:: Exercise aim ::
An exact reproduction of the records is required, with all images left out.

— start Data listing —

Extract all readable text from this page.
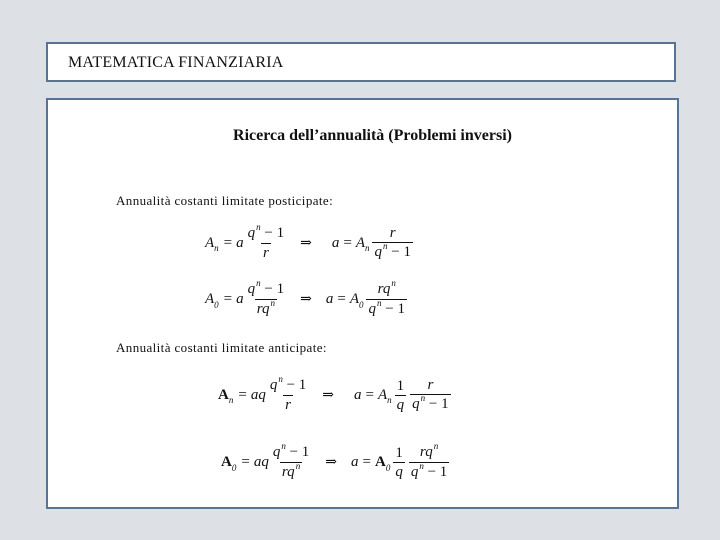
MATEMATICA FINANZIARIA
Ricerca dell’annualità (Problemi inversi)
Annualità costanti limitate posticipate:
A n = a $\frac{q^n - 1}{r}$ ⇒ a = A n $\frac{r}{q^n - 1}$
A 0 = a $\frac{q^n - 1}{rq^n}$ ⇒ a = A $0 \frac{rq^n}{q^n - 1}$
Annualità costanti limitate anticipate:
A n = aq $\frac{q^n - 1}{r}$ ⇒ a = A n $\frac{1}{q} \frac{r}{q^n - 1}$
A 0 = aq $\frac{q^n - 1}{rq^n}$ ⇒ a = A $0 \frac{1}{q} \frac{rq^n}{q^n - 1}$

— end Data listing —

:: Reply to the exercise ::
Extract all readable text from this page.
MATEMATICA FINANZIARIA
Ricerca dell’annualità (Problemi inversi)
Annualità costanti limitate posticipate:
A n = a $\frac{q^n - 1}{r}$ ⇒ a = A n $\frac{r}{q^n - 1}$
A 0 = a $\frac{q^n - 1}{rq^n}$ ⇒ a = A $0 \frac{rq^n}{q^n - 1}$
Annualità costanti limitate anticipate:
A n = aq $\frac{q^n - 1}{r}$ ⇒ a = A n $\frac{1}{q} \frac{r}{q^n - 1}$
A 0 = aq $\frac{q^n - 1}{rq^n}$ ⇒ a = A $0 \frac{1}{q} \frac{rq^n}{q^n - 1}$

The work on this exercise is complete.